[Exercise instructions]:
Which lines of the records contain "Malaysia"? Collect every one of them.

— BEGIN —

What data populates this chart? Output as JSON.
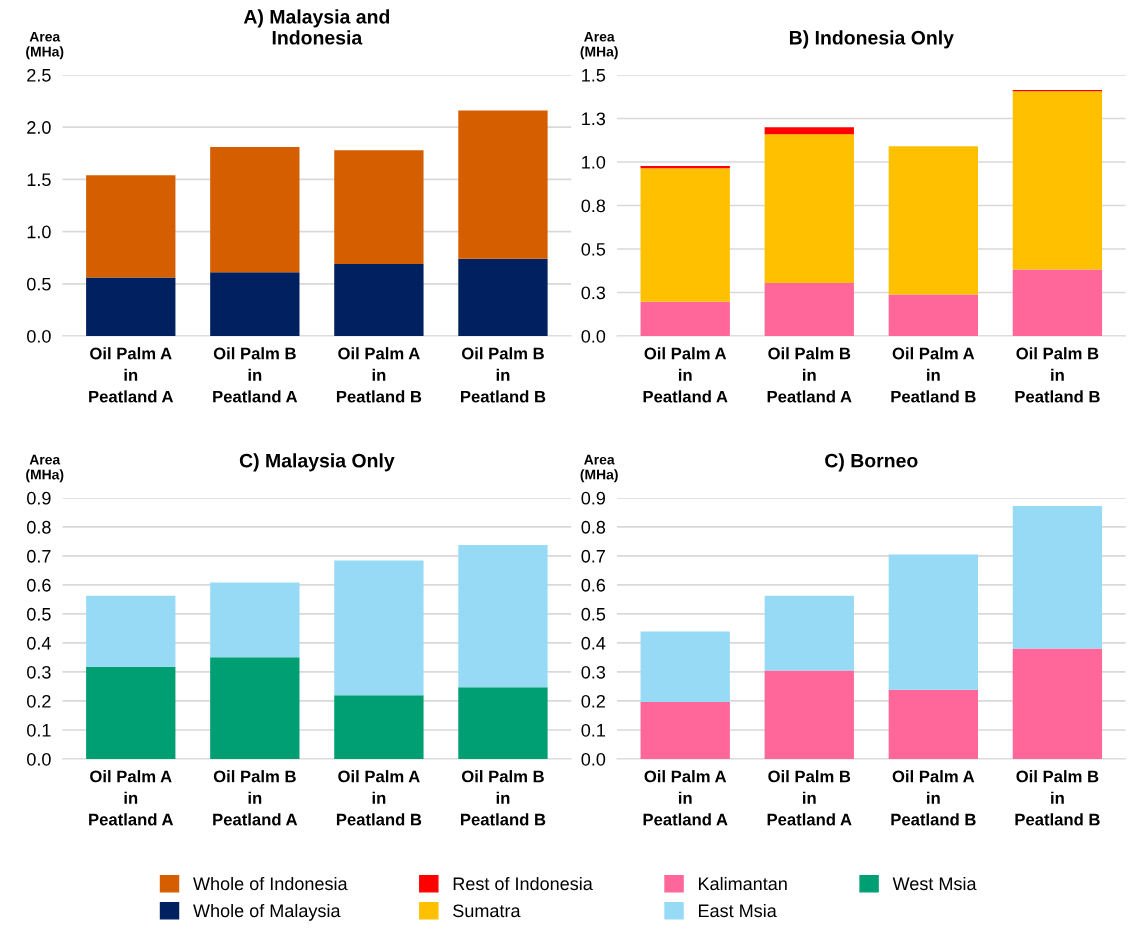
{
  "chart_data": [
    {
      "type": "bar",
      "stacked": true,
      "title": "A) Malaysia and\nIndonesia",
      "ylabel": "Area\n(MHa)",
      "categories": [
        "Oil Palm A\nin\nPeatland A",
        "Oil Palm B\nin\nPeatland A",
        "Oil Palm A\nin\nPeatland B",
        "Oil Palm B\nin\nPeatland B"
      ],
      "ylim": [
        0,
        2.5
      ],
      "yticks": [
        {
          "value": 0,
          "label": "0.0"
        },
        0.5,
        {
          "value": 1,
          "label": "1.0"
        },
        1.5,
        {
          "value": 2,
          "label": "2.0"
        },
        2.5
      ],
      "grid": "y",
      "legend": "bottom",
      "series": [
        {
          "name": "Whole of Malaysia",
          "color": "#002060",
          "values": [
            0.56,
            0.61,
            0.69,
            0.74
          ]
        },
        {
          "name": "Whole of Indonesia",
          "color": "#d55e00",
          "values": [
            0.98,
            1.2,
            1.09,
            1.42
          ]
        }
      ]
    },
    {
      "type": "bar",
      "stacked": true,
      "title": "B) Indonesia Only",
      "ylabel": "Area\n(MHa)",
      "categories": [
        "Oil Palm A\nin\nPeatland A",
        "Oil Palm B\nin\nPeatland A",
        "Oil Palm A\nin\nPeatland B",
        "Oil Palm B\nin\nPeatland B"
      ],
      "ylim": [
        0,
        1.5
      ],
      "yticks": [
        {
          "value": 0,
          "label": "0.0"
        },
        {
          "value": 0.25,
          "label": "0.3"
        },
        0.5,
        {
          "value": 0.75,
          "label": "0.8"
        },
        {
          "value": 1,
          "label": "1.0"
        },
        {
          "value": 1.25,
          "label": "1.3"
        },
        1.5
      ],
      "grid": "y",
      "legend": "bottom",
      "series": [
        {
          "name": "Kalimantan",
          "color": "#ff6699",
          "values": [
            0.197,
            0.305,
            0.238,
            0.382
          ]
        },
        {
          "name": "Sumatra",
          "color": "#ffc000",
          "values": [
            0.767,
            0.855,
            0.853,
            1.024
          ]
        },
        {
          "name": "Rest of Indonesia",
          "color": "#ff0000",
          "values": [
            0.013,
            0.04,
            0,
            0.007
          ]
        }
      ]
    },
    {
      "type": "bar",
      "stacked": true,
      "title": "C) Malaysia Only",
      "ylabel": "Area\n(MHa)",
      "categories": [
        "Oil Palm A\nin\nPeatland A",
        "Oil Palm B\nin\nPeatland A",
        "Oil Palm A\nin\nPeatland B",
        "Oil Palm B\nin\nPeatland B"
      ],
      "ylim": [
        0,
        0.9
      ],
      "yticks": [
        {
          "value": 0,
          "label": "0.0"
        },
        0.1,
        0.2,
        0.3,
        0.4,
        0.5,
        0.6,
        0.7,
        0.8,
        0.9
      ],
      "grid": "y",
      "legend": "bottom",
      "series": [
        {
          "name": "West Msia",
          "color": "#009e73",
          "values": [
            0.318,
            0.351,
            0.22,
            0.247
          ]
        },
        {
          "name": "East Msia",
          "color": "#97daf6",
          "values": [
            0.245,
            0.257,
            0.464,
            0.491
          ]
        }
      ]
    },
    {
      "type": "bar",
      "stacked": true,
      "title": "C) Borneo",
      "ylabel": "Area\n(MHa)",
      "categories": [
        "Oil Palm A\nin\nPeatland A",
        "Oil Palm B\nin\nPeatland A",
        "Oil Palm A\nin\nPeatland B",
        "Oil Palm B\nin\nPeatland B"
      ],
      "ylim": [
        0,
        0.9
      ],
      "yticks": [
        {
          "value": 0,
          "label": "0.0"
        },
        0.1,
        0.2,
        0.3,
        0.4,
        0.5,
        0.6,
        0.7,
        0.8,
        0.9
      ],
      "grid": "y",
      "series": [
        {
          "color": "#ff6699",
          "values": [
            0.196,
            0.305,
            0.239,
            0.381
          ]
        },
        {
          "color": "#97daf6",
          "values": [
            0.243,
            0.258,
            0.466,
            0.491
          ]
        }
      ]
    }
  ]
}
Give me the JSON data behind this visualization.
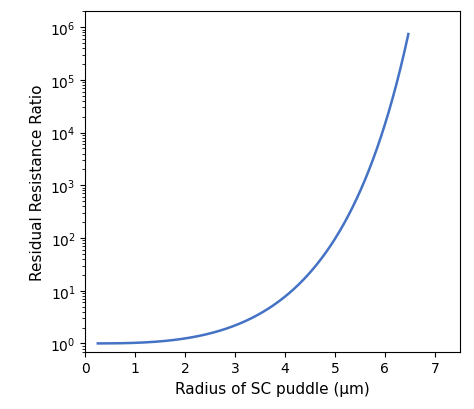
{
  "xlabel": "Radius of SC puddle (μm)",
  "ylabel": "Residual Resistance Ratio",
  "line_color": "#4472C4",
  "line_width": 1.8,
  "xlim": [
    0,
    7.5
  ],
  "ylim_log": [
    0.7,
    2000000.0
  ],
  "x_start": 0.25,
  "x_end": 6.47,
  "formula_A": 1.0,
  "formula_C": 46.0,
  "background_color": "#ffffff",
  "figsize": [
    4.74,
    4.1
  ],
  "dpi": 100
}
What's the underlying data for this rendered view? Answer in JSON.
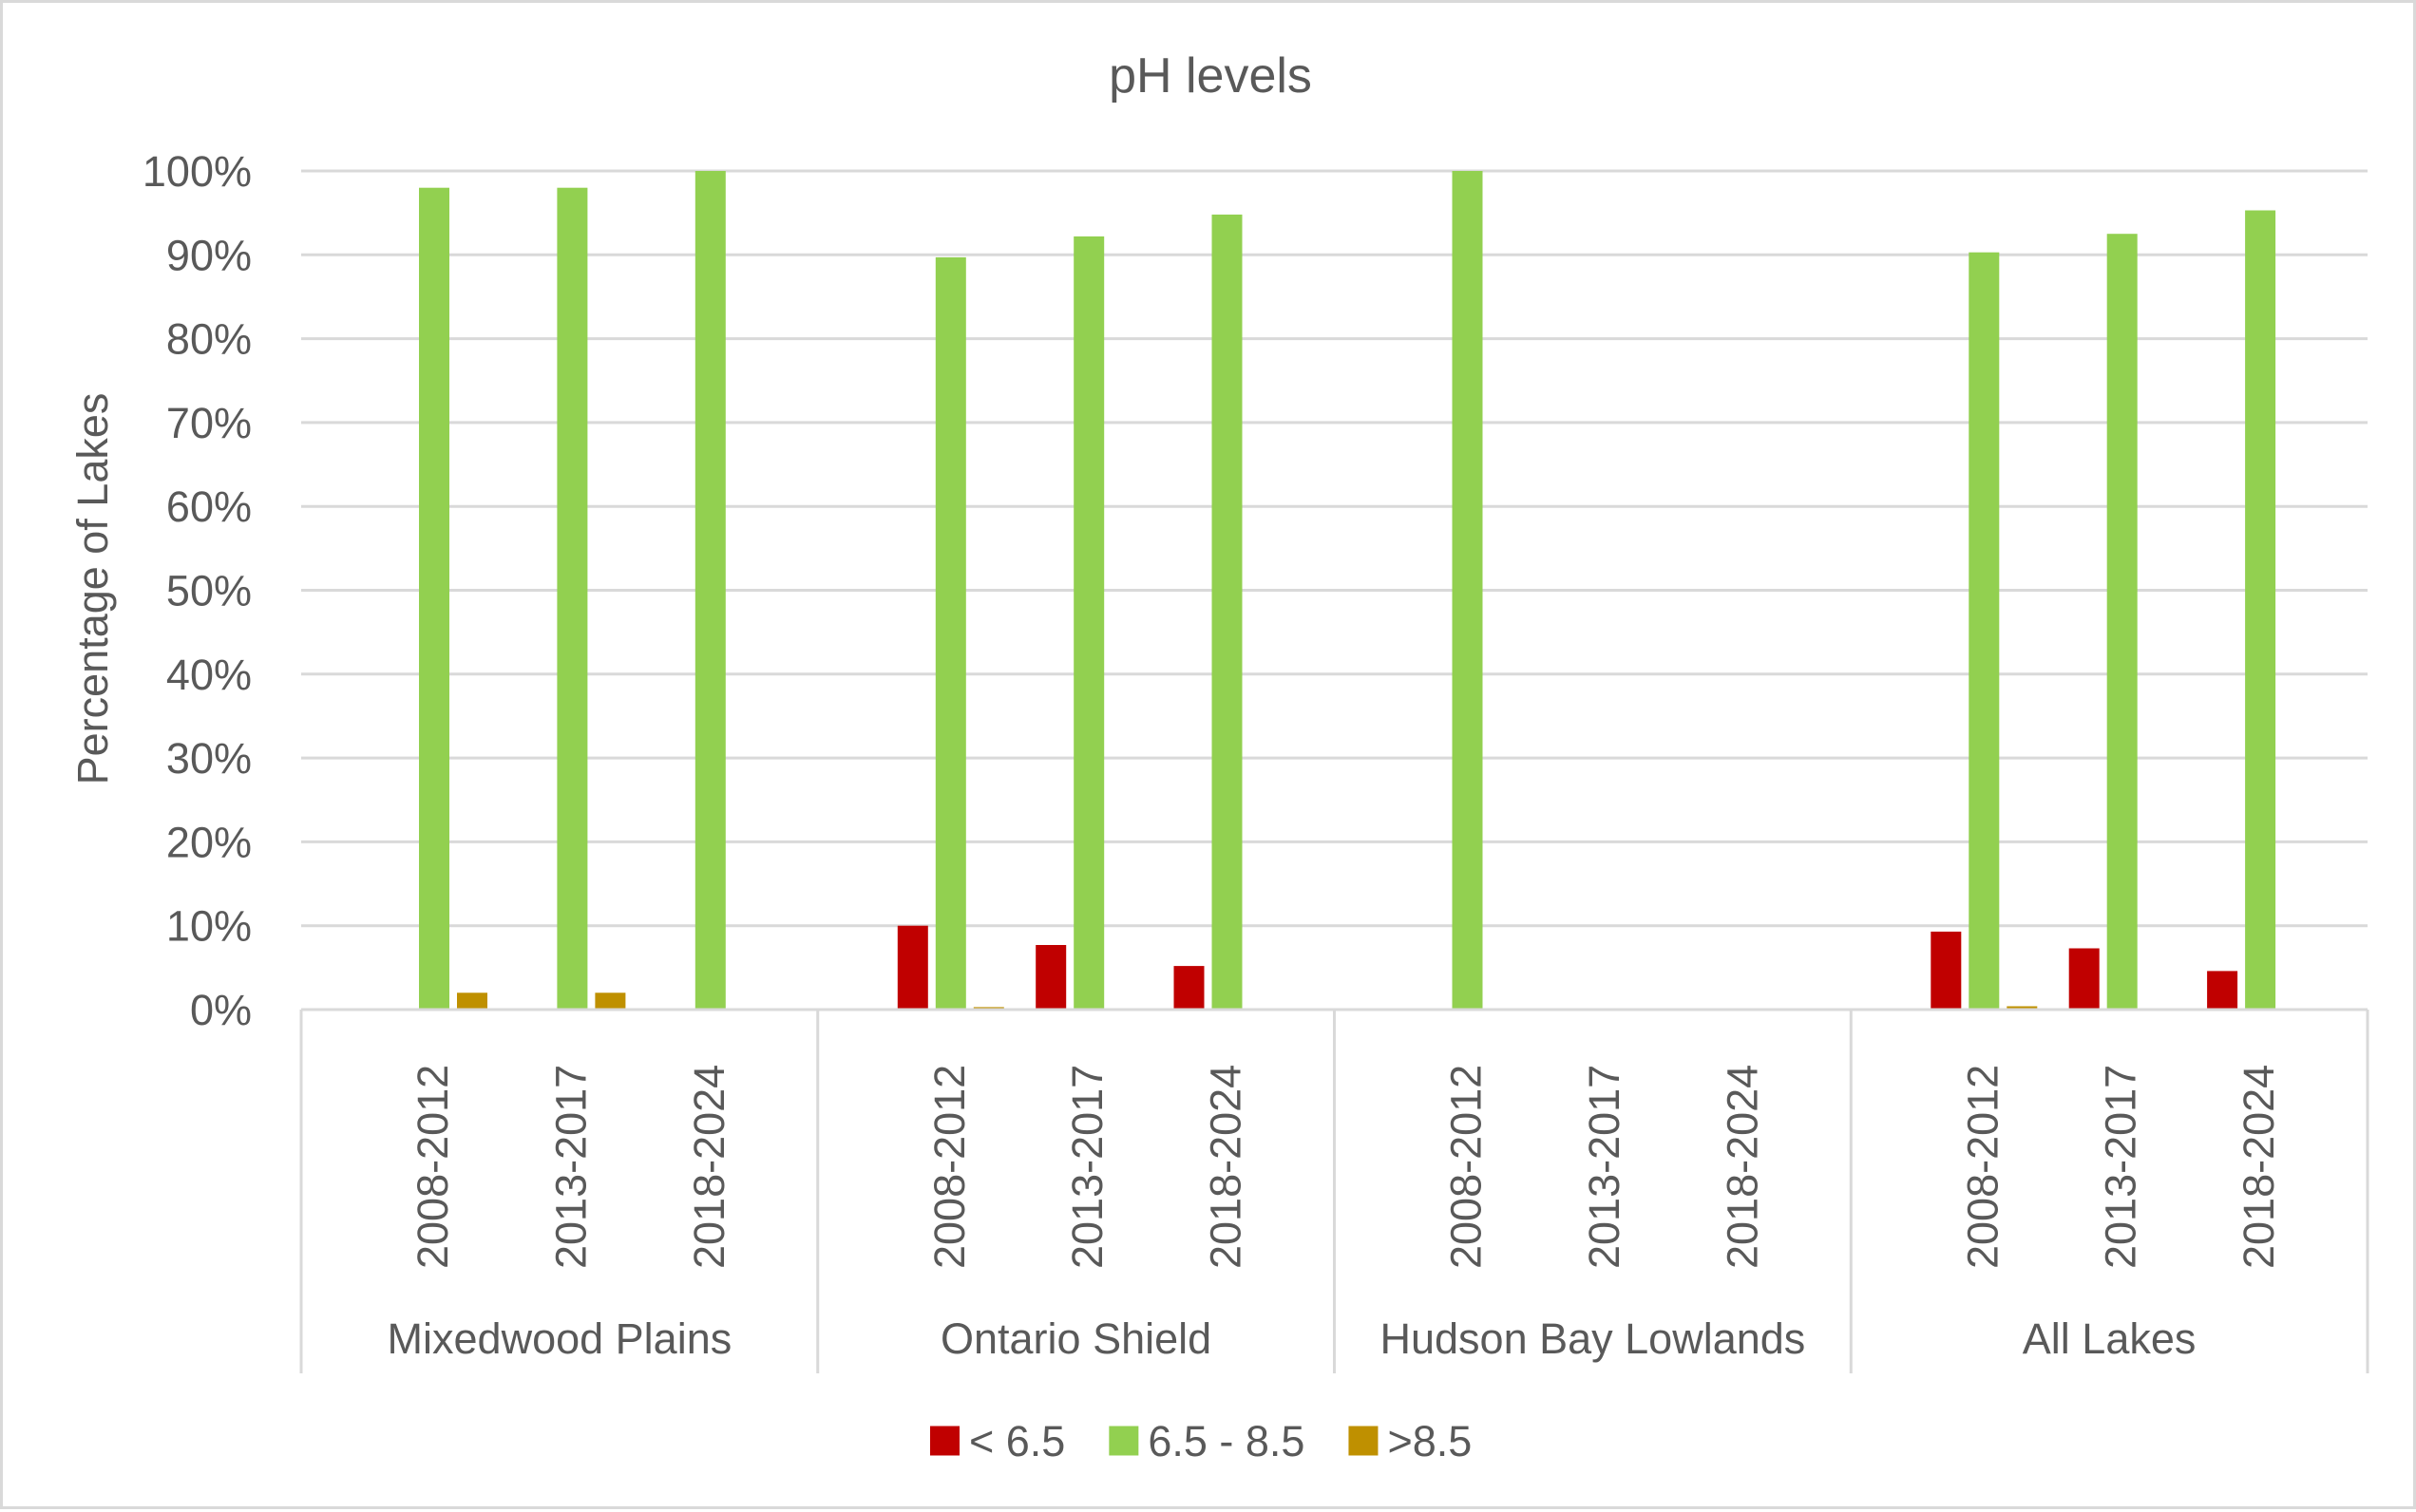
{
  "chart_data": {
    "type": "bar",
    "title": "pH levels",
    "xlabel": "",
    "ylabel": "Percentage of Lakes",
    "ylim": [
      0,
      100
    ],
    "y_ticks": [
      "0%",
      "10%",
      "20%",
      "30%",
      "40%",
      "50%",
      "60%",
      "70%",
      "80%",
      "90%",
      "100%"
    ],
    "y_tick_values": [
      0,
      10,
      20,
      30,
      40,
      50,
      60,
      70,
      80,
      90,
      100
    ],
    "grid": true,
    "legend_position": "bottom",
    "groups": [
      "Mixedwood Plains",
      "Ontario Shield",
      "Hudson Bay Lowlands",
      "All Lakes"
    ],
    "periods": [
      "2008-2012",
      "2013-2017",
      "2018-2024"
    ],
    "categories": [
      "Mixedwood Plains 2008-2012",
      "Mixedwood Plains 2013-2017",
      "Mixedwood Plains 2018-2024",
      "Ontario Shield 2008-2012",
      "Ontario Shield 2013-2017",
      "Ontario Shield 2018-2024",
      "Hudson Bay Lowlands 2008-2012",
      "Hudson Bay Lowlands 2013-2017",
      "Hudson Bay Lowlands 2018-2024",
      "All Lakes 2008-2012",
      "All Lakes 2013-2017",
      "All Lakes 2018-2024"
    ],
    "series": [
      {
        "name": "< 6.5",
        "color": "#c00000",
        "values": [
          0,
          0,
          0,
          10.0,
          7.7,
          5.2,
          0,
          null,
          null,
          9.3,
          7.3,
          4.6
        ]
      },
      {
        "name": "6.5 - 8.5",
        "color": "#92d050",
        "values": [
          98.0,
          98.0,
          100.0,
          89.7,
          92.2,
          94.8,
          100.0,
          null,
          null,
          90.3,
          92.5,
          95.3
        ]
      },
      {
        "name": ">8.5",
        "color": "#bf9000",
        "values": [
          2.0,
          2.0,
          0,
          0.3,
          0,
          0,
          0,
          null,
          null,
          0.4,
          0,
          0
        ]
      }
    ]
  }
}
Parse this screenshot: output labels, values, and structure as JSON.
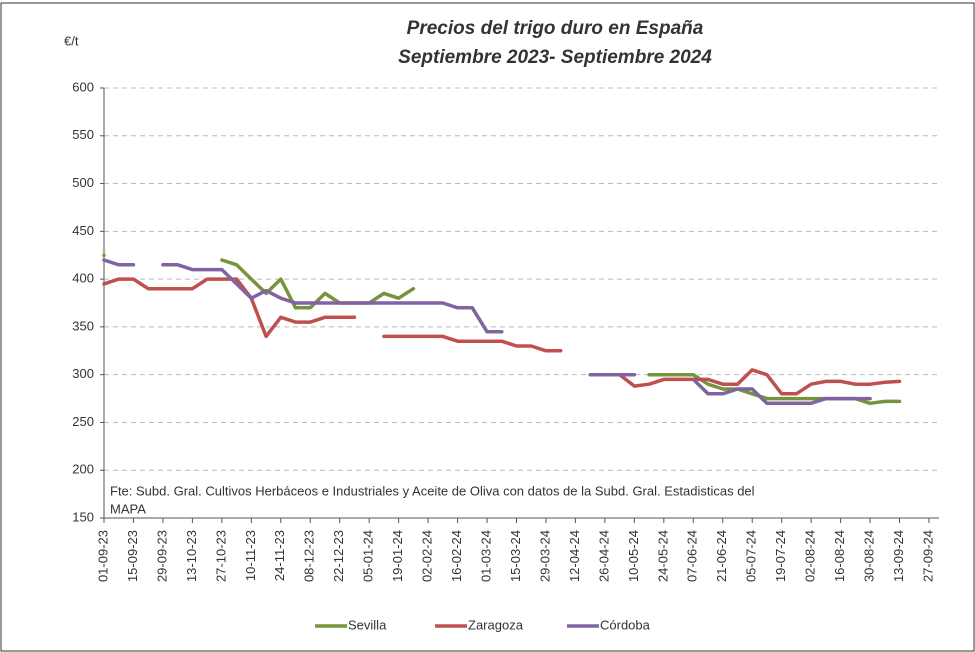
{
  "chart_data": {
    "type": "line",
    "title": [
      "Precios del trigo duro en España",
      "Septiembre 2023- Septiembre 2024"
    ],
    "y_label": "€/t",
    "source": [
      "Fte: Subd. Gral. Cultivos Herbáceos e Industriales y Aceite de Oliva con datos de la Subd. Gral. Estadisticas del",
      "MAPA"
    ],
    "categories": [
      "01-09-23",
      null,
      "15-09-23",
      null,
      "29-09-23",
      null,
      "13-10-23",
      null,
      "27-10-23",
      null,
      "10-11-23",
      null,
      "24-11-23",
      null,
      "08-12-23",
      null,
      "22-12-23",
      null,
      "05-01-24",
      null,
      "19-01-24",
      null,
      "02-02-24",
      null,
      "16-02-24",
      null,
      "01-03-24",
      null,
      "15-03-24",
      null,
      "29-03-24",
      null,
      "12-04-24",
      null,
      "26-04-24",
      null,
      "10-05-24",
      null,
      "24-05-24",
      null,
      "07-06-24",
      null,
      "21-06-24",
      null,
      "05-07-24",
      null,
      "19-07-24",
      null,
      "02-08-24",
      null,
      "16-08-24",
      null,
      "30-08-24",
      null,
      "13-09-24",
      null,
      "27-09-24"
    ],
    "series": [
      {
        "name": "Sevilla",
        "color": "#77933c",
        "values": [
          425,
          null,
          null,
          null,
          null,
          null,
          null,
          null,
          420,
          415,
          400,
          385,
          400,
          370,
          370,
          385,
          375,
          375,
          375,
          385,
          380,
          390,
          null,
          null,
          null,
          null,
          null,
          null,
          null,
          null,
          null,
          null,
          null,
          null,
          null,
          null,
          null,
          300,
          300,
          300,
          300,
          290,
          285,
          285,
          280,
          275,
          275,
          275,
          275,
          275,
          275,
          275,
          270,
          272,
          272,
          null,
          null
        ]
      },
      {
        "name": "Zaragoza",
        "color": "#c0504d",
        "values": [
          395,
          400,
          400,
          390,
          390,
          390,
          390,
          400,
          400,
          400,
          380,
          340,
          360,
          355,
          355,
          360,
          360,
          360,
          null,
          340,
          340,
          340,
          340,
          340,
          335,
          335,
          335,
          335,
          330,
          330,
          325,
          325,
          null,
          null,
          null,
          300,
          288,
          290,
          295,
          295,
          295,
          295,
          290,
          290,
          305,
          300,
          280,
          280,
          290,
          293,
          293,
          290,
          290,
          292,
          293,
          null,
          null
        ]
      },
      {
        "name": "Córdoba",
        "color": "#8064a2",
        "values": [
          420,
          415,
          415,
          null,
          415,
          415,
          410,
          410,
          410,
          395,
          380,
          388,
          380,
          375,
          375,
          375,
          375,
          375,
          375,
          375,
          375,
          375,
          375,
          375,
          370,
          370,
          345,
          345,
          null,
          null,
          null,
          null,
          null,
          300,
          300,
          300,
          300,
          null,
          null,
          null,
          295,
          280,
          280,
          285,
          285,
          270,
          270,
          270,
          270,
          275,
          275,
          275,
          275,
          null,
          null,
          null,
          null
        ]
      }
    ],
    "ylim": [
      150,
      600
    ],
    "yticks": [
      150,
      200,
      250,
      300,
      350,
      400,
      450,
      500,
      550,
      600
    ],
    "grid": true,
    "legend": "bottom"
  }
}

— END —

[Output of the task]:
      "title": "A) Malaysia and\nIndonesia",
          "name": "Whole of Malaysia",
      "title": "C) Malaysia Only",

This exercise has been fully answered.